** Start **

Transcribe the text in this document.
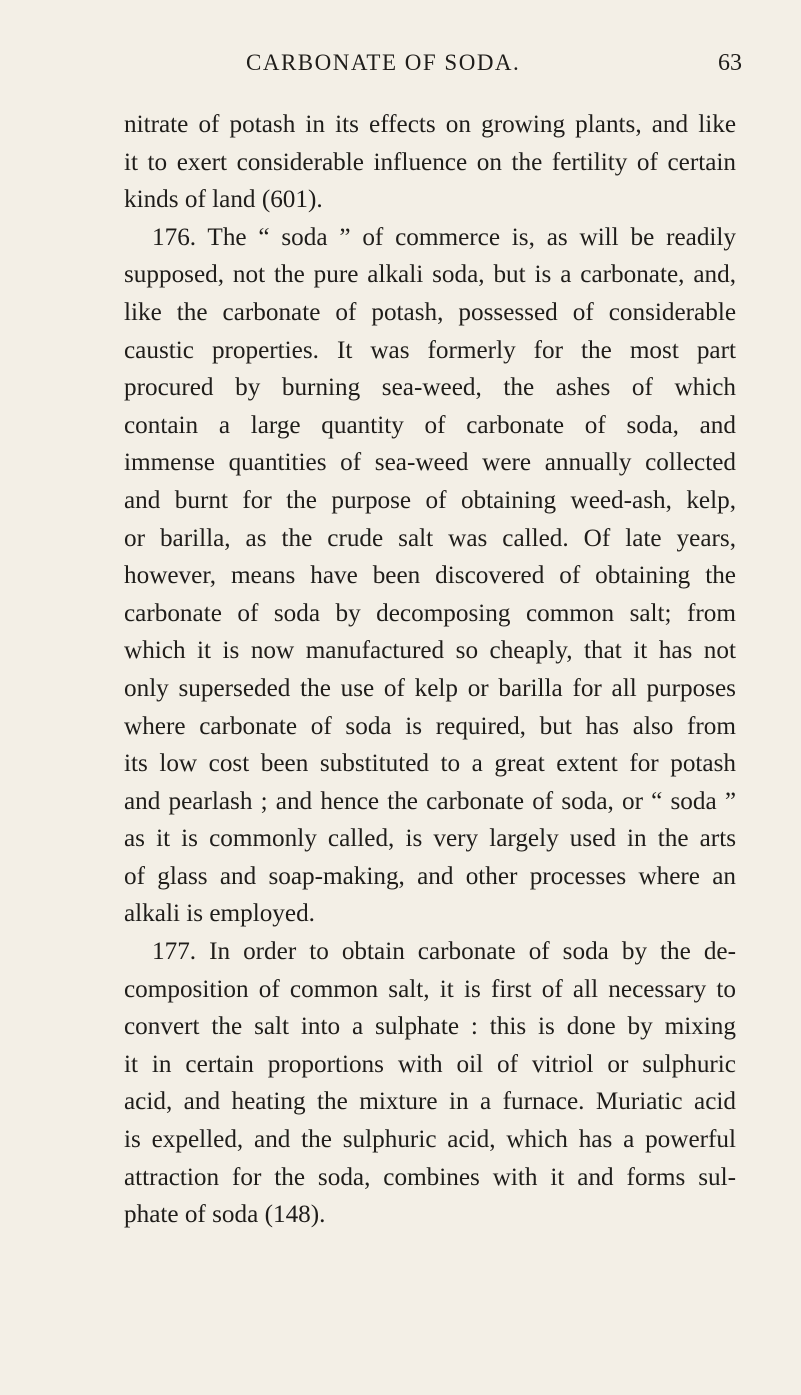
CARBONATE OF SODA.	63
nitrate of potash in its effects on growing plants, and like
it to exert considerable influence on the fertility of certain
kinds of land (601).
176. The “ soda ” of commerce is, as will be readily
supposed, not the pure alkali soda, but is a carbonate, and,
like the carbonate of potash, possessed of considerable
caustic properties. It was formerly for the most part
procured by burning sea-weed, the ashes of which
contain a large quantity of carbonate of soda, and
immense quantities of sea-weed were annually collected
and burnt for the purpose of obtaining weed-ash, kelp,
or barilla, as the crude salt was called. Of late years,
however, means have been discovered of obtaining the
carbonate of soda by decomposing common salt; from
which it is now manufactured so cheaply, that it has not
only superseded the use of kelp or barilla for all purposes
where carbonate of soda is required, but has also from
its low cost been substituted to a great extent for potash
and pearlash ; and hence the carbonate of soda, or “ soda ”
as it is commonly called, is very largely used in the arts
of glass and soap-making, and other processes where an
alkali is employed.
177. In order to obtain carbonate of soda by the de-
composition of common salt, it is first of all necessary to
convert the salt into a sulphate : this is done by mixing
it in certain proportions with oil of vitriol or sulphuric
acid, and heating the mixture in a furnace. Muriatic acid
is expelled, and the sulphuric acid, which has a powerful
attraction for the soda, combines with it and forms sul-
phate of soda (148).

** End **

=== Prompt ===
Show each line of the listing that holds the string "alkali".

=== Exercise solution ===
supposed, not the pure alkali soda, but is a carbonate, and,
alkali is employed.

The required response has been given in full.